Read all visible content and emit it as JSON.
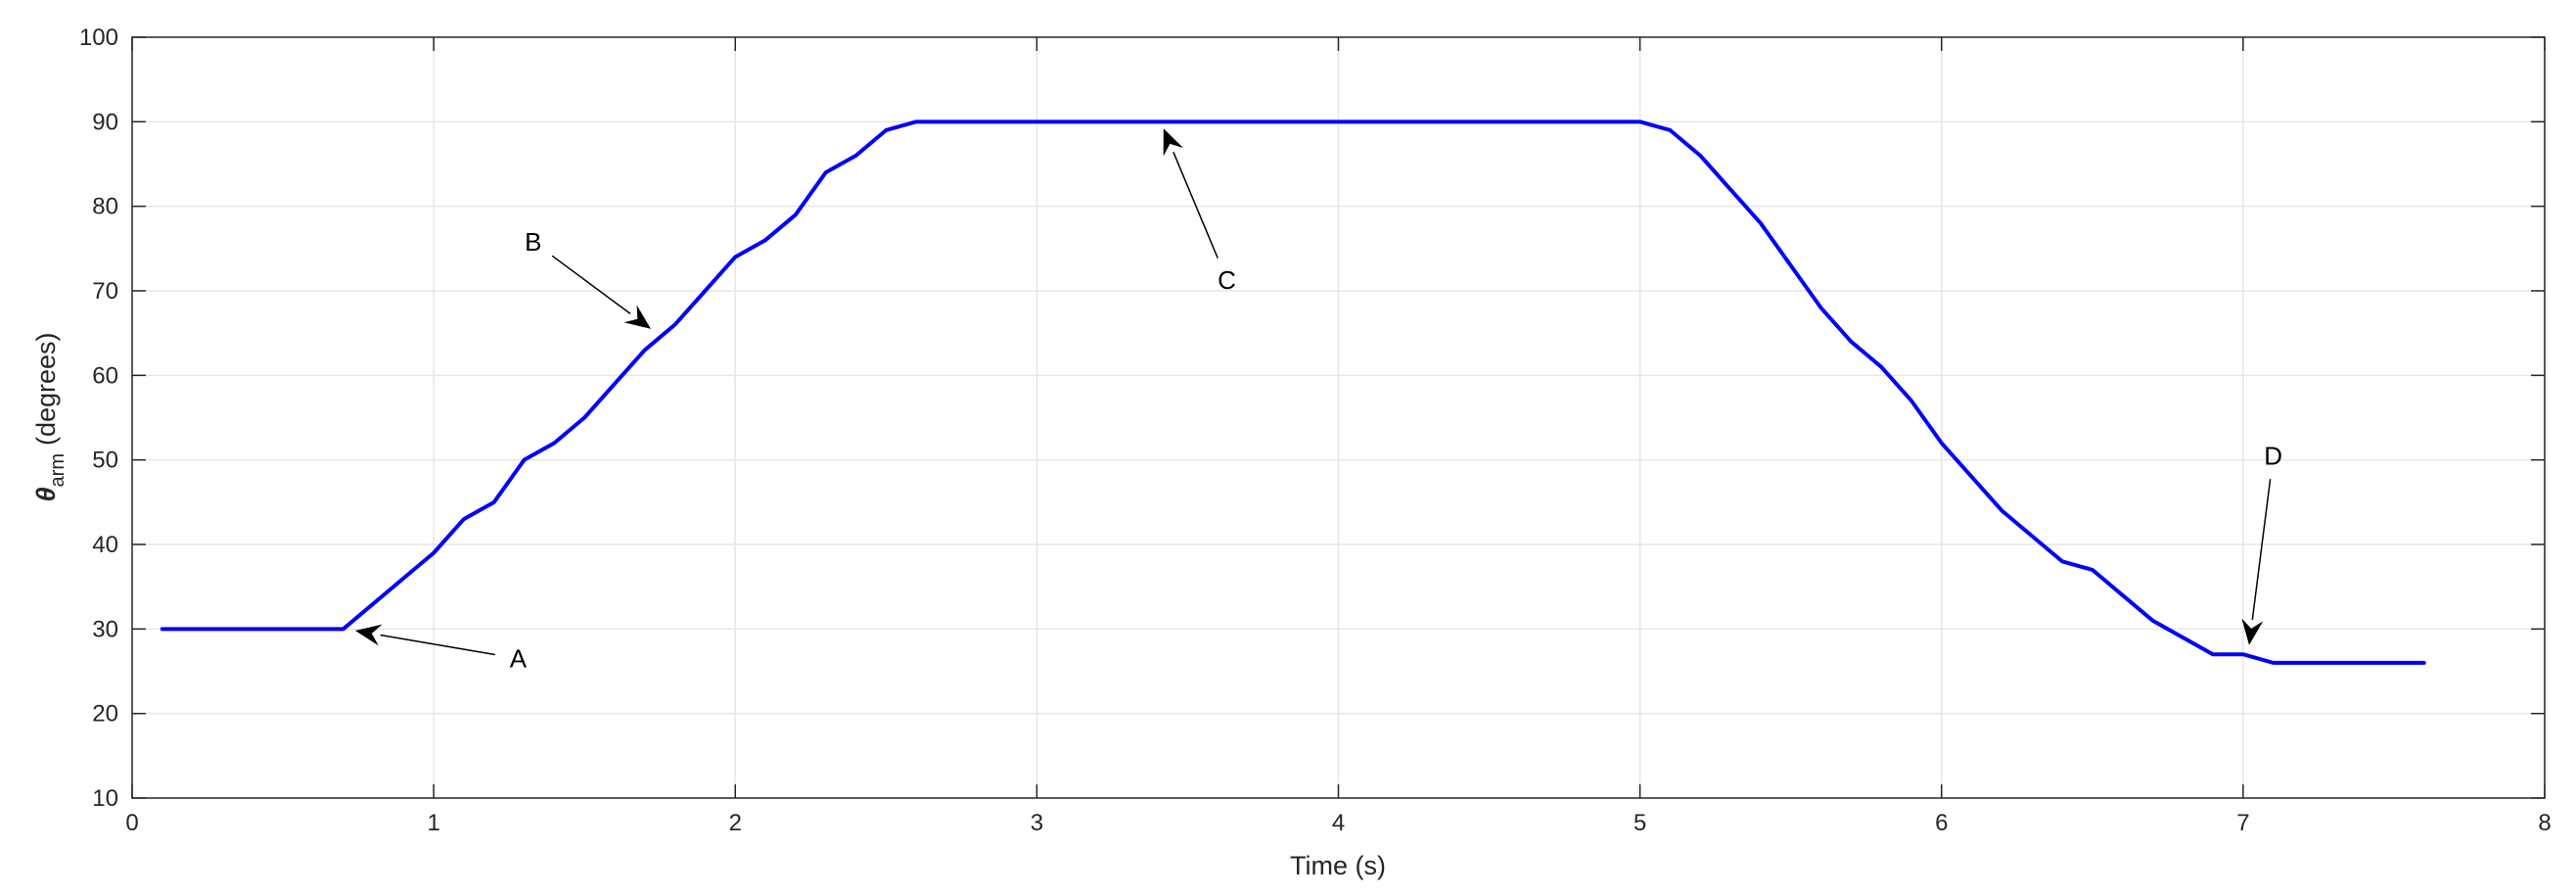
{
  "chart_data": {
    "type": "line",
    "title": "",
    "xlabel": "Time (s)",
    "ylabel": {
      "symbol": "θ",
      "subscript": "arm",
      "unit": "(degrees)"
    },
    "xlim": [
      0,
      8
    ],
    "ylim": [
      10,
      100
    ],
    "xticks": [
      0,
      1,
      2,
      3,
      4,
      5,
      6,
      7,
      8
    ],
    "yticks": [
      10,
      20,
      30,
      40,
      50,
      60,
      70,
      80,
      90,
      100
    ],
    "grid": true,
    "line_color": "#0000ff",
    "series": [
      {
        "x": [
          0.1,
          0.7,
          0.8,
          0.9,
          1.0,
          1.1,
          1.2,
          1.3,
          1.4,
          1.5,
          1.6,
          1.7,
          1.8,
          1.9,
          2.0,
          2.1,
          2.2,
          2.3,
          2.4,
          2.5,
          2.6,
          5.0,
          5.1,
          5.2,
          5.3,
          5.4,
          5.5,
          5.6,
          5.7,
          5.8,
          5.9,
          6.0,
          6.1,
          6.2,
          6.3,
          6.4,
          6.5,
          6.6,
          6.7,
          6.8,
          6.9,
          7.0,
          7.1,
          7.6
        ],
        "y": [
          30,
          30,
          33,
          36,
          39,
          43,
          45,
          50,
          52,
          55,
          59,
          63,
          66,
          70,
          74,
          76,
          79,
          84,
          86,
          89,
          90,
          90,
          89,
          86,
          82,
          78,
          73,
          68,
          64,
          61,
          57,
          52,
          48,
          44,
          41,
          38,
          37,
          34,
          31,
          29,
          27,
          27,
          26,
          26
        ]
      }
    ],
    "annotations": [
      {
        "text": "A",
        "label_x": 1.28,
        "label_y": 26.5,
        "point_x": 0.74,
        "point_y": 29.8
      },
      {
        "text": "B",
        "label_x": 1.33,
        "label_y": 75.8,
        "point_x": 1.72,
        "point_y": 65.5
      },
      {
        "text": "C",
        "label_x": 3.63,
        "label_y": 71.3,
        "point_x": 3.42,
        "point_y": 89.2
      },
      {
        "text": "D",
        "label_x": 7.1,
        "label_y": 50.5,
        "point_x": 7.02,
        "point_y": 28.1
      }
    ]
  }
}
+ + + +
Task statement =>
Repeat all of the entries word for word, but omit the pictures.

Response for this exercise =>
Read all visible content and emit it as JSON.
{
  "chart_data": {
    "type": "line",
    "title": "",
    "xlabel": "Time (s)",
    "ylabel": {
      "symbol": "θ",
      "subscript": "arm",
      "unit": "(degrees)"
    },
    "xlim": [
      0,
      8
    ],
    "ylim": [
      10,
      100
    ],
    "xticks": [
      0,
      1,
      2,
      3,
      4,
      5,
      6,
      7,
      8
    ],
    "yticks": [
      10,
      20,
      30,
      40,
      50,
      60,
      70,
      80,
      90,
      100
    ],
    "grid": true,
    "line_color": "#0000ff",
    "series": [
      {
        "x": [
          0.1,
          0.7,
          0.8,
          0.9,
          1.0,
          1.1,
          1.2,
          1.3,
          1.4,
          1.5,
          1.6,
          1.7,
          1.8,
          1.9,
          2.0,
          2.1,
          2.2,
          2.3,
          2.4,
          2.5,
          2.6,
          5.0,
          5.1,
          5.2,
          5.3,
          5.4,
          5.5,
          5.6,
          5.7,
          5.8,
          5.9,
          6.0,
          6.1,
          6.2,
          6.3,
          6.4,
          6.5,
          6.6,
          6.7,
          6.8,
          6.9,
          7.0,
          7.1,
          7.6
        ],
        "y": [
          30,
          30,
          33,
          36,
          39,
          43,
          45,
          50,
          52,
          55,
          59,
          63,
          66,
          70,
          74,
          76,
          79,
          84,
          86,
          89,
          90,
          90,
          89,
          86,
          82,
          78,
          73,
          68,
          64,
          61,
          57,
          52,
          48,
          44,
          41,
          38,
          37,
          34,
          31,
          29,
          27,
          27,
          26,
          26
        ]
      }
    ],
    "annotations": [
      {
        "text": "A",
        "label_x": 1.28,
        "label_y": 26.5,
        "point_x": 0.74,
        "point_y": 29.8
      },
      {
        "text": "B",
        "label_x": 1.33,
        "label_y": 75.8,
        "point_x": 1.72,
        "point_y": 65.5
      },
      {
        "text": "C",
        "label_x": 3.63,
        "label_y": 71.3,
        "point_x": 3.42,
        "point_y": 89.2
      },
      {
        "text": "D",
        "label_x": 7.1,
        "label_y": 50.5,
        "point_x": 7.02,
        "point_y": 28.1
      }
    ]
  }
}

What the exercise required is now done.